Start Data to process

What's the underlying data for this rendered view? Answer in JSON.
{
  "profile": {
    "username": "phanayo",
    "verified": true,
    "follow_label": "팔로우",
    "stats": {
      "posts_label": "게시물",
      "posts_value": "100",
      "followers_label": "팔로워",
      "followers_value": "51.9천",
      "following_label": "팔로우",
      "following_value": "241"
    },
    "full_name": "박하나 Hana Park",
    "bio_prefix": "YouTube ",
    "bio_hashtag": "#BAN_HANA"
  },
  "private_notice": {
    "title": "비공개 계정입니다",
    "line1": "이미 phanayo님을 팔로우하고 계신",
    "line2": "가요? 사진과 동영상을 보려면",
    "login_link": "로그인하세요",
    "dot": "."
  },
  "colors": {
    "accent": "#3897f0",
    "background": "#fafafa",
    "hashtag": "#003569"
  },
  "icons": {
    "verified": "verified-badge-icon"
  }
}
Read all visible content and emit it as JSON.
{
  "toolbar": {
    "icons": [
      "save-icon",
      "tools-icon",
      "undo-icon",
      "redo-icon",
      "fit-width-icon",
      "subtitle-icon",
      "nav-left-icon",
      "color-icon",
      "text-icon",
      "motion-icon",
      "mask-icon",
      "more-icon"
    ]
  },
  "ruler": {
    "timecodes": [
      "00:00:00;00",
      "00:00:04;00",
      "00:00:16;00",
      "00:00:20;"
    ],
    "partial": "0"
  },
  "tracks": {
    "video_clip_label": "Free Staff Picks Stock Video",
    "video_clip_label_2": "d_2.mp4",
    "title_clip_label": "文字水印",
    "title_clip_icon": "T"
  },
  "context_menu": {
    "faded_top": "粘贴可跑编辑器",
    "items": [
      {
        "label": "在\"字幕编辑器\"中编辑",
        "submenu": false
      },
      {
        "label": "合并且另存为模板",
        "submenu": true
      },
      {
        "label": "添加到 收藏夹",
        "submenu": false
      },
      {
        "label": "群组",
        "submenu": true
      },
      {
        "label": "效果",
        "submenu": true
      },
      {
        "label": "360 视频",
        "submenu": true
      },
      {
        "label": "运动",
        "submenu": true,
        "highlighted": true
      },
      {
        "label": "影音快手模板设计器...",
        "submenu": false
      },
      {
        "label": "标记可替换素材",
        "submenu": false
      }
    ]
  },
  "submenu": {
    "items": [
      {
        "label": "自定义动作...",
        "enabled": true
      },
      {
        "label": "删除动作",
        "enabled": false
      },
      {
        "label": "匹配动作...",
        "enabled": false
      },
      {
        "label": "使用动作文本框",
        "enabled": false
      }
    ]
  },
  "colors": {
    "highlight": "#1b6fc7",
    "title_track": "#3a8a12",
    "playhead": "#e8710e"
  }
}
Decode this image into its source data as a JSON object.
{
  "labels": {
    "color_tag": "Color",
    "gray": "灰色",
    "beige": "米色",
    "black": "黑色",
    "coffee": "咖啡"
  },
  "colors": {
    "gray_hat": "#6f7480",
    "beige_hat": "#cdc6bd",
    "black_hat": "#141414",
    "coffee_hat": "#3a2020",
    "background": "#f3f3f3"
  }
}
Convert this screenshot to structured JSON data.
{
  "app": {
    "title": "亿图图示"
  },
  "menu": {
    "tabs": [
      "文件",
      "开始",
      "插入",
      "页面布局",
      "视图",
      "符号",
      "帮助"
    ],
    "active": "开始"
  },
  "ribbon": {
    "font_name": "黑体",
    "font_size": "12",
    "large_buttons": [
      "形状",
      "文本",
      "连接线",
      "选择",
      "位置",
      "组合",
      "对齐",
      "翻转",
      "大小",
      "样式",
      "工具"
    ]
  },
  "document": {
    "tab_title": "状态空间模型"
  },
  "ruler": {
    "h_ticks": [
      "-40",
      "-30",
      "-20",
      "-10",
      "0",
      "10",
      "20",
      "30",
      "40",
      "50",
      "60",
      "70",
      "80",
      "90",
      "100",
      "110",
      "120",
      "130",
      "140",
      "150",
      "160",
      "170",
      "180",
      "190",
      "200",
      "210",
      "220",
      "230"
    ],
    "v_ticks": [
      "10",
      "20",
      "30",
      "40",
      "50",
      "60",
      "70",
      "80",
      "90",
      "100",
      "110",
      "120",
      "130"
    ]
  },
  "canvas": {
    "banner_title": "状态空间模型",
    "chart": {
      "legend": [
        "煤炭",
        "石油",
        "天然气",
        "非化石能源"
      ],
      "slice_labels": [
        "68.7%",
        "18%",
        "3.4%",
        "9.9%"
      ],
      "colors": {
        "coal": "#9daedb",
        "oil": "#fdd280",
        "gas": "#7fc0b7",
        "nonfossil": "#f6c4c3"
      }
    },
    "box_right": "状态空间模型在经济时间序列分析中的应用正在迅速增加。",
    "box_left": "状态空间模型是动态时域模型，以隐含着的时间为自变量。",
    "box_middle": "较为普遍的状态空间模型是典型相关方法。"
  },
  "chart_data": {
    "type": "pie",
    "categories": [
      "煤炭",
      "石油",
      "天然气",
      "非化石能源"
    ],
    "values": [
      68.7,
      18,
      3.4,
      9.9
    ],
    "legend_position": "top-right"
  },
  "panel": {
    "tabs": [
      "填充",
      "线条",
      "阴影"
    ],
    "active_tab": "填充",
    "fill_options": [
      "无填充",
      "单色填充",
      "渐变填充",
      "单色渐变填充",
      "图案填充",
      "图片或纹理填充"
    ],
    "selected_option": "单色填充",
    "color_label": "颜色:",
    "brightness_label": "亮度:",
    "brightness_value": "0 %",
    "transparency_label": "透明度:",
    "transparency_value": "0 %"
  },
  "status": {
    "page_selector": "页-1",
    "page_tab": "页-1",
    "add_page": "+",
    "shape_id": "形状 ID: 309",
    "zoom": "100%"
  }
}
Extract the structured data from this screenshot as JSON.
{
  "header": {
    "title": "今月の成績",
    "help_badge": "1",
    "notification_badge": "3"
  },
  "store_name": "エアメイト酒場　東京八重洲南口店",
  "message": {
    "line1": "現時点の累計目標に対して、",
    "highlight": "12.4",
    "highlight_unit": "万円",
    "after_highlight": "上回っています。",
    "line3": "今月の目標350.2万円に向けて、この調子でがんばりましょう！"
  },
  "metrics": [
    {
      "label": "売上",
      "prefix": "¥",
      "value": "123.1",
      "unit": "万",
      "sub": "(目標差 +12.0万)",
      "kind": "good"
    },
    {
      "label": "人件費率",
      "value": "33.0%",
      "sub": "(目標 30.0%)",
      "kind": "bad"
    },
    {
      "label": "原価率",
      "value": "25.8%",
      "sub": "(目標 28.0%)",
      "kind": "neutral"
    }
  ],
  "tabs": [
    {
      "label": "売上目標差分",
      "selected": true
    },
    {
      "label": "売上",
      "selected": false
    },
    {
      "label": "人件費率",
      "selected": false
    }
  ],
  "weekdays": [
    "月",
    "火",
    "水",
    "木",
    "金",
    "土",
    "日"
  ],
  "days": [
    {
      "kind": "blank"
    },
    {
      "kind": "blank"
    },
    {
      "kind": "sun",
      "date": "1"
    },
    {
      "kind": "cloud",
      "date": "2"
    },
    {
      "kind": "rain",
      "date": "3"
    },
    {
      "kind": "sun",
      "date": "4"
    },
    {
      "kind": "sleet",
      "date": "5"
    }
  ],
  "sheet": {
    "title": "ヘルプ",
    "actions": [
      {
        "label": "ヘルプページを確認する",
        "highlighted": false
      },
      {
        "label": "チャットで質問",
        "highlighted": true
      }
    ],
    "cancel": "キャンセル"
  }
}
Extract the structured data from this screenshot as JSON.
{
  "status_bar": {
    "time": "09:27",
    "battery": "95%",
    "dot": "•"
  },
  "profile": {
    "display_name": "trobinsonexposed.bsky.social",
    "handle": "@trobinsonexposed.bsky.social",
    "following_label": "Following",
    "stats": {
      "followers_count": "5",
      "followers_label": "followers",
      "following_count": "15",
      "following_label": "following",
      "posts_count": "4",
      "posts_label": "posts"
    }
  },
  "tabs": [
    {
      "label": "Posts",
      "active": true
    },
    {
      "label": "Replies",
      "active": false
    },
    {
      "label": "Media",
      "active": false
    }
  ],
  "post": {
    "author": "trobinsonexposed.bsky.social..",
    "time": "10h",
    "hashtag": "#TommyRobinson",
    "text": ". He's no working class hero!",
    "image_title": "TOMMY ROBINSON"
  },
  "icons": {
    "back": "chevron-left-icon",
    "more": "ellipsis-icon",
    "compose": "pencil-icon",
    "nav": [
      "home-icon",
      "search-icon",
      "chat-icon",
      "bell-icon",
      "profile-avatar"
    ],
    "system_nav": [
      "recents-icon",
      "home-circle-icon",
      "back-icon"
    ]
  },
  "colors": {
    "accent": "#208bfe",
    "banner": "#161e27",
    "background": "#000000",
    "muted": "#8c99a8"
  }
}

End Data to process

Task to carry out> From the records above, pull out each line that has "social".

Result for this task>
    "display_name": "trobinsonexposed.bsky.social",
    "handle": "@trobinsonexposed.bsky.social",
    "author": "trobinsonexposed.bsky.social..",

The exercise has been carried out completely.